### Supplied data ###
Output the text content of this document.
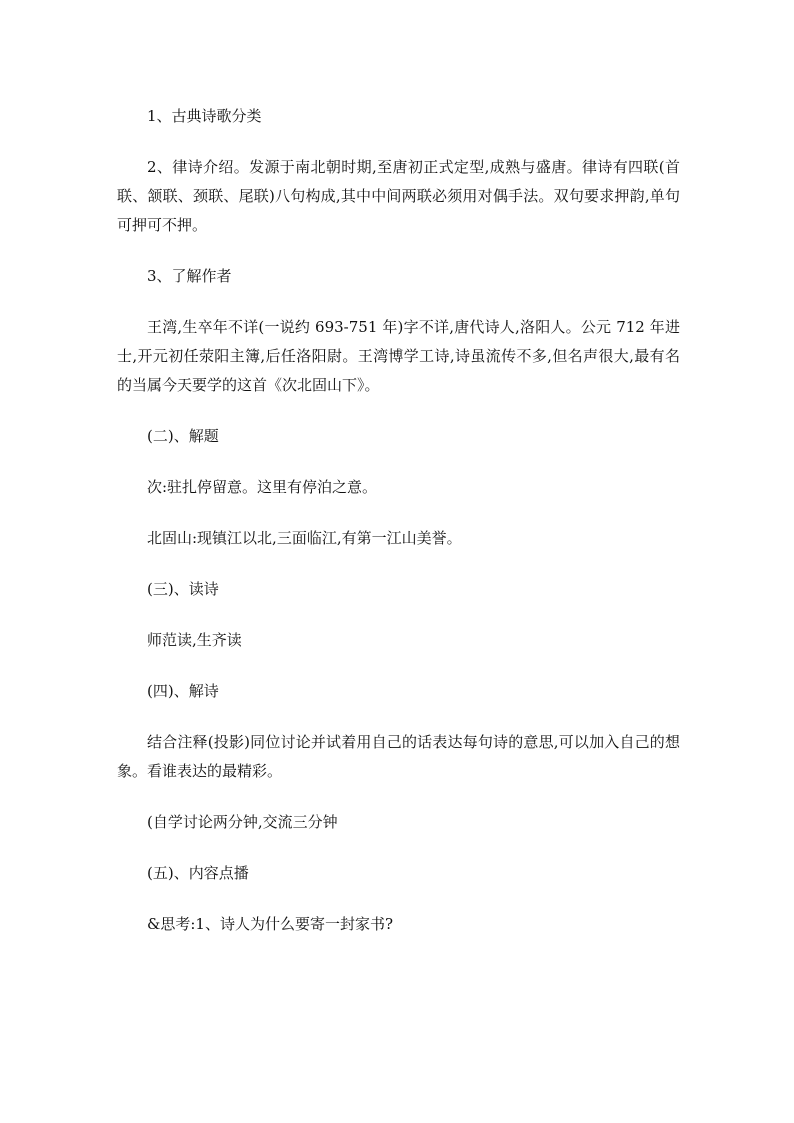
1、古典诗歌分类

2、律诗介绍。发源于南北朝时期,至唐初正式定型,成熟与盛唐。律诗有四联(首联、颔联、颈联、尾联)八句构成,其中中间两联必须用对偶手法。双句要求押韵,单句可押可不押。

3、了解作者

王湾,生卒年不详(一说约 693-751 年)字不详,唐代诗人,洛阳人。公元 712 年进士,开元初任荥阳主簿,后任洛阳尉。王湾博学工诗,诗虽流传不多,但名声很大,最有名的当属今天要学的这首《次北固山下》。

(二)、解题

次:驻扎停留意。这里有停泊之意。

北固山:现镇江以北,三面临江,有第一江山美誉。

(三)、读诗

师范读,生齐读

(四)、解诗

结合注释(投影)同位讨论并试着用自己的话表达每句诗的意思,可以加入自己的想象。看谁表达的最精彩。

(自学讨论两分钟,交流三分钟

(五)、内容点播

&思考:1、诗人为什么要寄一封家书?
###
• [Written exercise]:
Could you repeat all of the material exactly? Pictures should not be copied.

• [Reply to the exercise]:
Output the text content of this document.
1、古典诗歌分类

2、律诗介绍。发源于南北朝时期,至唐初正式定型,成熟与盛唐。律诗有四联(首联、颔联、颈联、尾联)八句构成,其中中间两联必须用对偶手法。双句要求押韵,单句可押可不押。

3、了解作者

王湾,生卒年不详(一说约 693-751 年)字不详,唐代诗人,洛阳人。公元 712 年进士,开元初任荥阳主簿,后任洛阳尉。王湾博学工诗,诗虽流传不多,但名声很大,最有名的当属今天要学的这首《次北固山下》。

(二)、解题

次:驻扎停留意。这里有停泊之意。

北固山:现镇江以北,三面临江,有第一江山美誉。

(三)、读诗

师范读,生齐读

(四)、解诗

结合注释(投影)同位讨论并试着用自己的话表达每句诗的意思,可以加入自己的想象。看谁表达的最精彩。

(自学讨论两分钟,交流三分钟

(五)、内容点播

&思考:1、诗人为什么要寄一封家书?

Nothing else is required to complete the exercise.